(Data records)
*-*-*

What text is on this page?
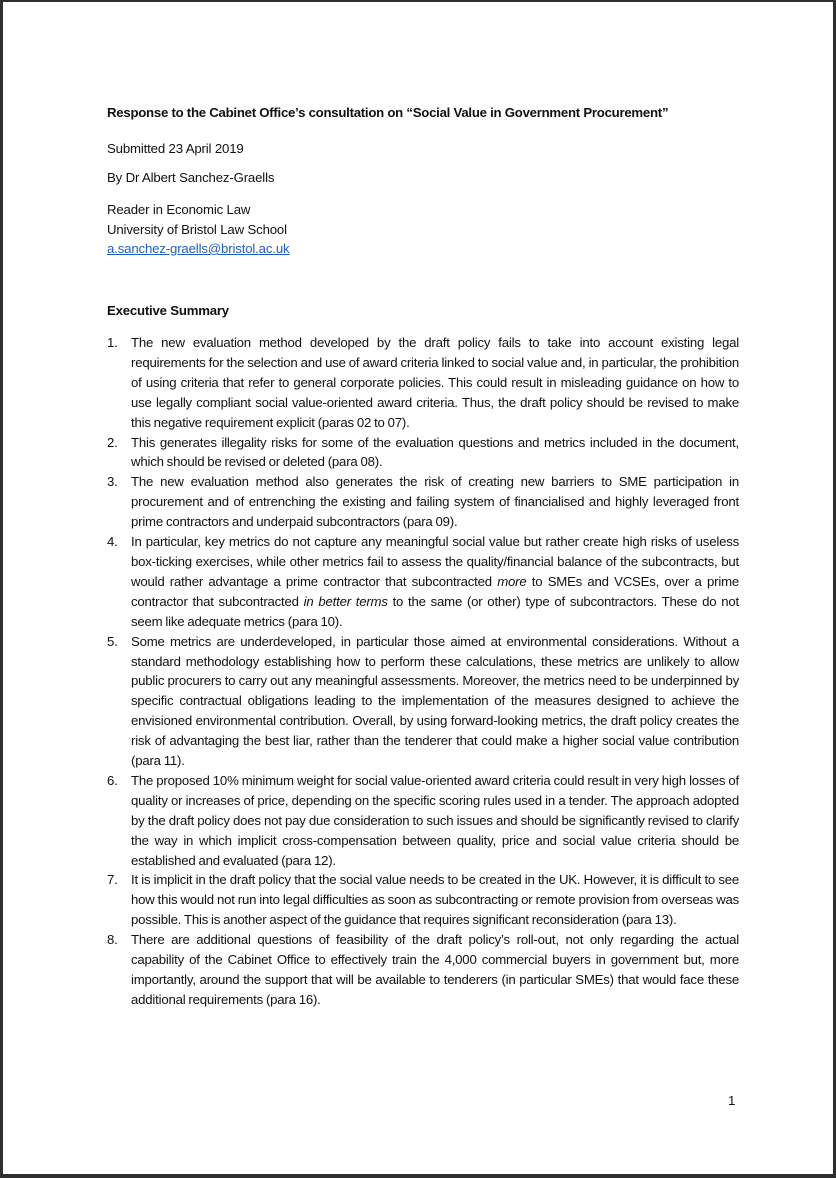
Response to the Cabinet Office’s consultation on “Social Value in Government Procurement”
Submitted 23 April 2019
By Dr Albert Sanchez-Graells
Reader in Economic Law
University of Bristol Law School
a.sanchez-graells@bristol.ac.uk
Executive Summary
1. The new evaluation method developed by the draft policy fails to take into account existing legal requirements for the selection and use of award criteria linked to social value and, in particular, the prohibition of using criteria that refer to general corporate policies. This could result in misleading guidance on how to use legally compliant social value-oriented award criteria. Thus, the draft policy should be revised to make this negative requirement explicit (paras 02 to 07).
2. This generates illegality risks for some of the evaluation questions and metrics included in the document, which should be revised or deleted (para 08).
3. The new evaluation method also generates the risk of creating new barriers to SME participation in procurement and of entrenching the existing and failing system of financialised and highly leveraged front prime contractors and underpaid subcontractors (para 09).
4. In particular, key metrics do not capture any meaningful social value but rather create high risks of useless box-ticking exercises, while other metrics fail to assess the quality/financial balance of the subcontracts, but would rather advantage a prime contractor that subcontracted more to SMEs and VCSEs, over a prime contractor that subcontracted in better terms to the same (or other) type of subcontractors. These do not seem like adequate metrics (para 10).
5. Some metrics are underdeveloped, in particular those aimed at environmental considerations. Without a standard methodology establishing how to perform these calculations, these metrics are unlikely to allow public procurers to carry out any meaningful assessments. Moreover, the metrics need to be underpinned by specific contractual obligations leading to the implementation of the measures designed to achieve the envisioned environmental contribution. Overall, by using forward-looking metrics, the draft policy creates the risk of advantaging the best liar, rather than the tenderer that could make a higher social value contribution (para 11).
6. The proposed 10% minimum weight for social value-oriented award criteria could result in very high losses of quality or increases of price, depending on the specific scoring rules used in a tender. The approach adopted by the draft policy does not pay due consideration to such issues and should be significantly revised to clarify the way in which implicit cross-compensation between quality, price and social value criteria should be established and evaluated (para 12).
7. It is implicit in the draft policy that the social value needs to be created in the UK. However, it is difficult to see how this would not run into legal difficulties as soon as subcontracting or remote provision from overseas was possible. This is another aspect of the guidance that requires significant reconsideration (para 13).
8. There are additional questions of feasibility of the draft policy’s roll-out, not only regarding the actual capability of the Cabinet Office to effectively train the 4,000 commercial buyers in government but, more importantly, around the support that will be available to tenderers (in particular SMEs) that would face these additional requirements (para 16).
1
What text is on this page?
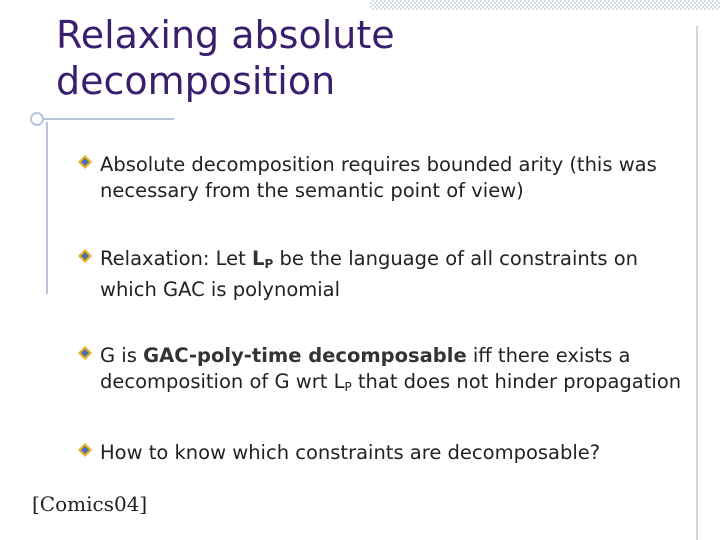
Relaxing absolute
decomposition
Absolute decomposition requires bounded arity (this was necessary from the semantic point of view)
Relaxation: Let $L_P$ be the language of all constraints on which GAC is polynomial
G is GAC-poly-time decomposable iff there exists a decomposition of G wrt $L_P$ that does not hinder propagation
How to know which constraints are decomposable?
[Comics04]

*-*-*

• [Short exercise]: Skip every picture and transcribe the data above exactly.

• [Task solution]:
What text is on this page?
Response to the Cabinet Office’s consultation on “Social Value in Government Procurement”
Submitted 23 April 2019
By Dr Albert Sanchez-Graells
Reader in Economic Law
University of Bristol Law School
a.sanchez-graells@bristol.ac.uk
Executive Summary
1. The new evaluation method developed by the draft policy fails to take into account existing legal requirements for the selection and use of award criteria linked to social value and, in particular, the prohibition of using criteria that refer to general corporate policies. This could result in misleading guidance on how to use legally compliant social value-oriented award criteria. Thus, the draft policy should be revised to make this negative requirement explicit (paras 02 to 07).
2. This generates illegality risks for some of the evaluation questions and metrics included in the document, which should be revised or deleted (para 08).
3. The new evaluation method also generates the risk of creating new barriers to SME participation in procurement and of entrenching the existing and failing system of financialised and highly leveraged front prime contractors and underpaid subcontractors (para 09).
4. In particular, key metrics do not capture any meaningful social value but rather create high risks of useless box-ticking exercises, while other metrics fail to assess the quality/financial balance of the subcontracts, but would rather advantage a prime contractor that subcontracted more to SMEs and VCSEs, over a prime contractor that subcontracted in better terms to the same (or other) type of subcontractors. These do not seem like adequate metrics (para 10).
5. Some metrics are underdeveloped, in particular those aimed at environmental considerations. Without a standard methodology establishing how to perform these calculations, these metrics are unlikely to allow public procurers to carry out any meaningful assessments. Moreover, the metrics need to be underpinned by specific contractual obligations leading to the implementation of the measures designed to achieve the envisioned environmental contribution. Overall, by using forward-looking metrics, the draft policy creates the risk of advantaging the best liar, rather than the tenderer that could make a higher social value contribution (para 11).
6. The proposed 10% minimum weight for social value-oriented award criteria could result in very high losses of quality or increases of price, depending on the specific scoring rules used in a tender. The approach adopted by the draft policy does not pay due consideration to such issues and should be significantly revised to clarify the way in which implicit cross-compensation between quality, price and social value criteria should be established and evaluated (para 12).
7. It is implicit in the draft policy that the social value needs to be created in the UK. However, it is difficult to see how this would not run into legal difficulties as soon as subcontracting or remote provision from overseas was possible. This is another aspect of the guidance that requires significant reconsideration (para 13).
8. There are additional questions of feasibility of the draft policy’s roll-out, not only regarding the actual capability of the Cabinet Office to effectively train the 4,000 commercial buyers in government but, more importantly, around the support that will be available to tenderers (in particular SMEs) that would face these additional requirements (para 16).
1
What text is on this page?
Relaxing absolute
decomposition
Absolute decomposition requires bounded arity (this was necessary from the semantic point of view)
Relaxation: Let $L_P$ be the language of all constraints on which GAC is polynomial
G is GAC-poly-time decomposable iff there exists a decomposition of G wrt $L_P$ that does not hinder propagation
How to know which constraints are decomposable?
[Comics04]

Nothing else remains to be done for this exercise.